# SUPPLIED INFORMATION
──────────────────────────────

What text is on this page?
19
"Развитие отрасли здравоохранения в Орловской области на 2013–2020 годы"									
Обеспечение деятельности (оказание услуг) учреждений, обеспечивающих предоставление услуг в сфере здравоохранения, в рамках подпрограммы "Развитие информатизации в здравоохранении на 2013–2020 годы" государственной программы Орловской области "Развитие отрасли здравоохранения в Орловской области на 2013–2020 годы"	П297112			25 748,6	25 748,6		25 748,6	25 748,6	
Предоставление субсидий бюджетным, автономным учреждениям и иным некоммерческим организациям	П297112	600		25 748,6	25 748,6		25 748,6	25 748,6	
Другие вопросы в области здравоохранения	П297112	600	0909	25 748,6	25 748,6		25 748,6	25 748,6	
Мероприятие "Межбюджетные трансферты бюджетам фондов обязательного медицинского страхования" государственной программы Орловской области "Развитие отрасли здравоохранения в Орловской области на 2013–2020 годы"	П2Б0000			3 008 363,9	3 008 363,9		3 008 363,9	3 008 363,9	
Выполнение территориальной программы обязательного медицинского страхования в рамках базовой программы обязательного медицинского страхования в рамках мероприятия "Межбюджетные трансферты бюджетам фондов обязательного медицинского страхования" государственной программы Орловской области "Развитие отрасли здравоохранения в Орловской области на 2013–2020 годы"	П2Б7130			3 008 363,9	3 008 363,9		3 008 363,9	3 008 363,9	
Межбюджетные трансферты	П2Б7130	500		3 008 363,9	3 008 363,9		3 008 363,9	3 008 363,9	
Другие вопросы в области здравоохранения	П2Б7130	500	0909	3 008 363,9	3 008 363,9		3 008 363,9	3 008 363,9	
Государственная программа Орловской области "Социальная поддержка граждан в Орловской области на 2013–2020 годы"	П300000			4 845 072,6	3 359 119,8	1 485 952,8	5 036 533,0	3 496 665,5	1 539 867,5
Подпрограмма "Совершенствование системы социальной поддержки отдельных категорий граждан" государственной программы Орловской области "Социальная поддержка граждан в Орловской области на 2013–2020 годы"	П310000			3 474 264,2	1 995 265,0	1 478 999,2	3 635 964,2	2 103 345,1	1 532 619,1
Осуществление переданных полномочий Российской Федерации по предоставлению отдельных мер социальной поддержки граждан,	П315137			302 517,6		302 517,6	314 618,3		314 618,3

──────────────────────────────

# GOAL
Output every line above without altering anything.

# EXERCISE SOLUTION
What text is on this page?
19
"Развитие отрасли здравоохранения в Орловской области на 2013–2020 годы"									
Обеспечение деятельности (оказание услуг) учреждений, обеспечивающих предоставление услуг в сфере здравоохранения, в рамках подпрограммы "Развитие информатизации в здравоохранении на 2013–2020 годы" государственной программы Орловской области "Развитие отрасли здравоохранения в Орловской области на 2013–2020 годы"	П297112			25 748,6	25 748,6		25 748,6	25 748,6	
Предоставление субсидий бюджетным, автономным учреждениям и иным некоммерческим организациям	П297112	600		25 748,6	25 748,6		25 748,6	25 748,6	
Другие вопросы в области здравоохранения	П297112	600	0909	25 748,6	25 748,6		25 748,6	25 748,6	
Мероприятие "Межбюджетные трансферты бюджетам фондов обязательного медицинского страхования" государственной программы Орловской области "Развитие отрасли здравоохранения в Орловской области на 2013–2020 годы"	П2Б0000			3 008 363,9	3 008 363,9		3 008 363,9	3 008 363,9	
Выполнение территориальной программы обязательного медицинского страхования в рамках базовой программы обязательного медицинского страхования в рамках мероприятия "Межбюджетные трансферты бюджетам фондов обязательного медицинского страхования" государственной программы Орловской области "Развитие отрасли здравоохранения в Орловской области на 2013–2020 годы"	П2Б7130			3 008 363,9	3 008 363,9		3 008 363,9	3 008 363,9	
Межбюджетные трансферты	П2Б7130	500		3 008 363,9	3 008 363,9		3 008 363,9	3 008 363,9	
Другие вопросы в области здравоохранения	П2Б7130	500	0909	3 008 363,9	3 008 363,9		3 008 363,9	3 008 363,9	
Государственная программа Орловской области "Социальная поддержка граждан в Орловской области на 2013–2020 годы"	П300000			4 845 072,6	3 359 119,8	1 485 952,8	5 036 533,0	3 496 665,5	1 539 867,5
Подпрограмма "Совершенствование системы социальной поддержки отдельных категорий граждан" государственной программы Орловской области "Социальная поддержка граждан в Орловской области на 2013–2020 годы"	П310000			3 474 264,2	1 995 265,0	1 478 999,2	3 635 964,2	2 103 345,1	1 532 619,1
Осуществление переданных полномочий Российской Федерации по предоставлению отдельных мер социальной поддержки граждан,	П315137			302 517,6		302 517,6	314 618,3		314 618,3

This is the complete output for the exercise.